+++ RECORDED DATA +++

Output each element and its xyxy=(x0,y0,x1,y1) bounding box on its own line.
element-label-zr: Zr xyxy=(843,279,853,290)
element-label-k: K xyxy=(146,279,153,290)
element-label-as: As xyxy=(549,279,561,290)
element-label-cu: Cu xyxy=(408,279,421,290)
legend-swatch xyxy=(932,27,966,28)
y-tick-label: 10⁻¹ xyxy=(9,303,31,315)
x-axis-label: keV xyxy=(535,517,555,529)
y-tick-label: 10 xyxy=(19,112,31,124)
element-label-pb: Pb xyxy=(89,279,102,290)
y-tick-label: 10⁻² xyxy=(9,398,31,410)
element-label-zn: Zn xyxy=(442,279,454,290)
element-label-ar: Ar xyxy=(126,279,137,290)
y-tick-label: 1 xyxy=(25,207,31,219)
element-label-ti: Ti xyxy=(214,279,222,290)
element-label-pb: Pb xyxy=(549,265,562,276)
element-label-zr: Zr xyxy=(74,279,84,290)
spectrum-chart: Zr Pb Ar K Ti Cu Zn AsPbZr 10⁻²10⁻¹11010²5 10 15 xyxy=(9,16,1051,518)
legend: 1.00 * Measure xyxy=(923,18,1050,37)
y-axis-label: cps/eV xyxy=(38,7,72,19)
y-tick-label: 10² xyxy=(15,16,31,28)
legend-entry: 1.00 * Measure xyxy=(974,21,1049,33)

+++

EXERCISE REQUIREMENTS |
Copy out every line of the entries above verbatim, with nothing changed or left out.

TASK RESULT |
Output each element and its xyxy=(x0,y0,x1,y1) bounding box on its own line.
element-label-zr: Zr xyxy=(843,279,853,290)
element-label-k: K xyxy=(146,279,153,290)
element-label-as: As xyxy=(549,279,561,290)
element-label-cu: Cu xyxy=(408,279,421,290)
legend-swatch xyxy=(932,27,966,28)
y-tick-label: 10⁻¹ xyxy=(9,303,31,315)
x-axis-label: keV xyxy=(535,517,555,529)
y-tick-label: 10 xyxy=(19,112,31,124)
element-label-pb: Pb xyxy=(89,279,102,290)
y-tick-label: 10⁻² xyxy=(9,398,31,410)
element-label-zn: Zn xyxy=(442,279,454,290)
element-label-ar: Ar xyxy=(126,279,137,290)
y-tick-label: 1 xyxy=(25,207,31,219)
element-label-ti: Ti xyxy=(214,279,222,290)
element-label-pb: Pb xyxy=(549,265,562,276)
element-label-zr: Zr xyxy=(74,279,84,290)
spectrum-chart: Zr Pb Ar K Ti Cu Zn AsPbZr 10⁻²10⁻¹11010²5 10 15 xyxy=(9,16,1051,518)
legend: 1.00 * Measure xyxy=(923,18,1050,37)
y-axis-label: cps/eV xyxy=(38,7,72,19)
y-tick-label: 10² xyxy=(15,16,31,28)
legend-entry: 1.00 * Measure xyxy=(974,21,1049,33)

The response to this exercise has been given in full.